- PROBLEM REQUIREMENTS: Without the pictures, repeat the listing character for character.

[Start of INPUT DATA]

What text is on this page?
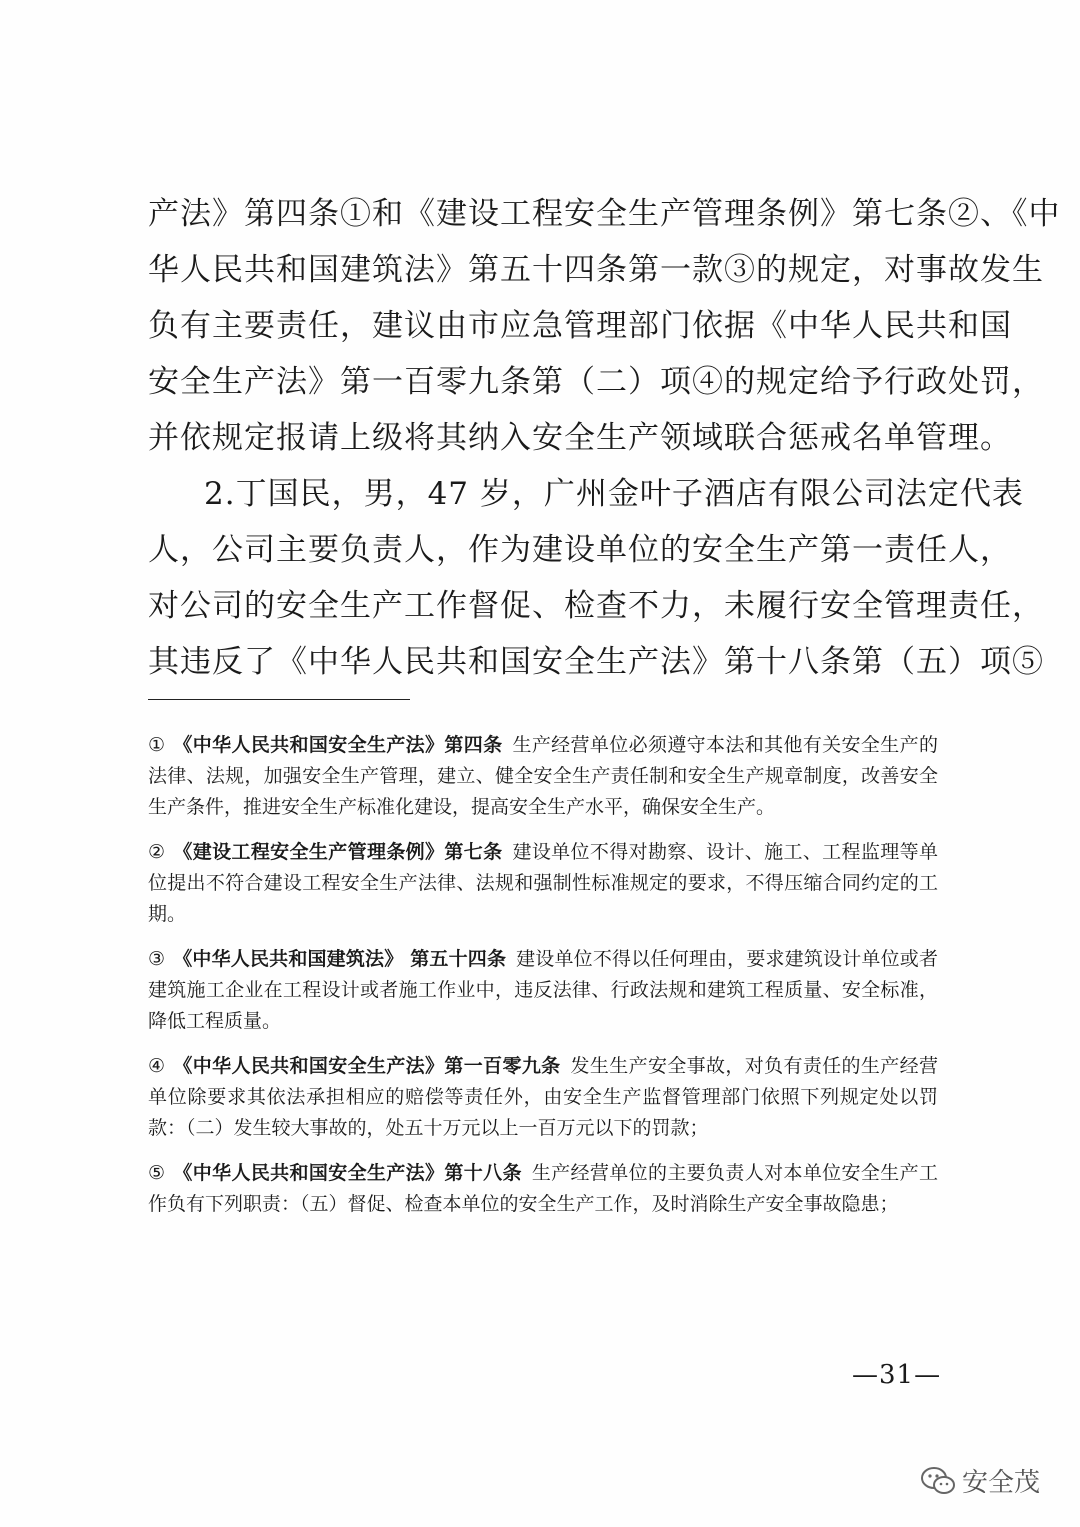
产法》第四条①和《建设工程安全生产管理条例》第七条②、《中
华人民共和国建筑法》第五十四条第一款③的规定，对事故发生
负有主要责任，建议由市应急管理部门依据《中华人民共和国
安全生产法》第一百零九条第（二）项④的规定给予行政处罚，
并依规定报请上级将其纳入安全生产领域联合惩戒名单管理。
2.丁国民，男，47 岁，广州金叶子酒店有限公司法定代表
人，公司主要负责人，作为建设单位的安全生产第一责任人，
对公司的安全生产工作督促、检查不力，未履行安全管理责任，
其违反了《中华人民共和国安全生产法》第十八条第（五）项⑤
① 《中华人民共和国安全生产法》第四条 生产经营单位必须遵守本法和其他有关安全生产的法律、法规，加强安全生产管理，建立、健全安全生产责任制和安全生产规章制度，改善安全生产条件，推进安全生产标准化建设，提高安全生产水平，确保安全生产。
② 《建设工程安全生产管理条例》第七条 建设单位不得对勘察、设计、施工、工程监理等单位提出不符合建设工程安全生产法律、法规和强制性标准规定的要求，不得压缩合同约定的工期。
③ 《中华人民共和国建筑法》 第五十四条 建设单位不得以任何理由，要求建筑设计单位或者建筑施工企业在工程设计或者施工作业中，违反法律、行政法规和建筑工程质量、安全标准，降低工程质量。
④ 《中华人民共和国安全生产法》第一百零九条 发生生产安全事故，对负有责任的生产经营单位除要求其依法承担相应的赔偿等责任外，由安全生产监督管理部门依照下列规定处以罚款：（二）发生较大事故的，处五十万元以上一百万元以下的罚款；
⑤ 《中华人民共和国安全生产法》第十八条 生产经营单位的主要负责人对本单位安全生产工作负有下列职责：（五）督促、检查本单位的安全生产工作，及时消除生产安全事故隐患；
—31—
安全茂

[End of INPUT DATA]

- REPLY TO THE EXERCISE:
What text is on this page?
产法》第四条①和《建设工程安全生产管理条例》第七条②、《中
华人民共和国建筑法》第五十四条第一款③的规定，对事故发生
负有主要责任，建议由市应急管理部门依据《中华人民共和国
安全生产法》第一百零九条第（二）项④的规定给予行政处罚，
并依规定报请上级将其纳入安全生产领域联合惩戒名单管理。
2.丁国民，男，47 岁，广州金叶子酒店有限公司法定代表
人，公司主要负责人，作为建设单位的安全生产第一责任人，
对公司的安全生产工作督促、检查不力，未履行安全管理责任，
其违反了《中华人民共和国安全生产法》第十八条第（五）项⑤
① 《中华人民共和国安全生产法》第四条 生产经营单位必须遵守本法和其他有关安全生产的法律、法规，加强安全生产管理，建立、健全安全生产责任制和安全生产规章制度，改善安全生产条件，推进安全生产标准化建设，提高安全生产水平，确保安全生产。
② 《建设工程安全生产管理条例》第七条 建设单位不得对勘察、设计、施工、工程监理等单位提出不符合建设工程安全生产法律、法规和强制性标准规定的要求，不得压缩合同约定的工期。
③ 《中华人民共和国建筑法》 第五十四条 建设单位不得以任何理由，要求建筑设计单位或者建筑施工企业在工程设计或者施工作业中，违反法律、行政法规和建筑工程质量、安全标准，降低工程质量。
④ 《中华人民共和国安全生产法》第一百零九条 发生生产安全事故，对负有责任的生产经营单位除要求其依法承担相应的赔偿等责任外，由安全生产监督管理部门依照下列规定处以罚款：（二）发生较大事故的，处五十万元以上一百万元以下的罚款；
⑤ 《中华人民共和国安全生产法》第十八条 生产经营单位的主要负责人对本单位安全生产工作负有下列职责：（五）督促、检查本单位的安全生产工作，及时消除生产安全事故隐患；
—31—
安全茂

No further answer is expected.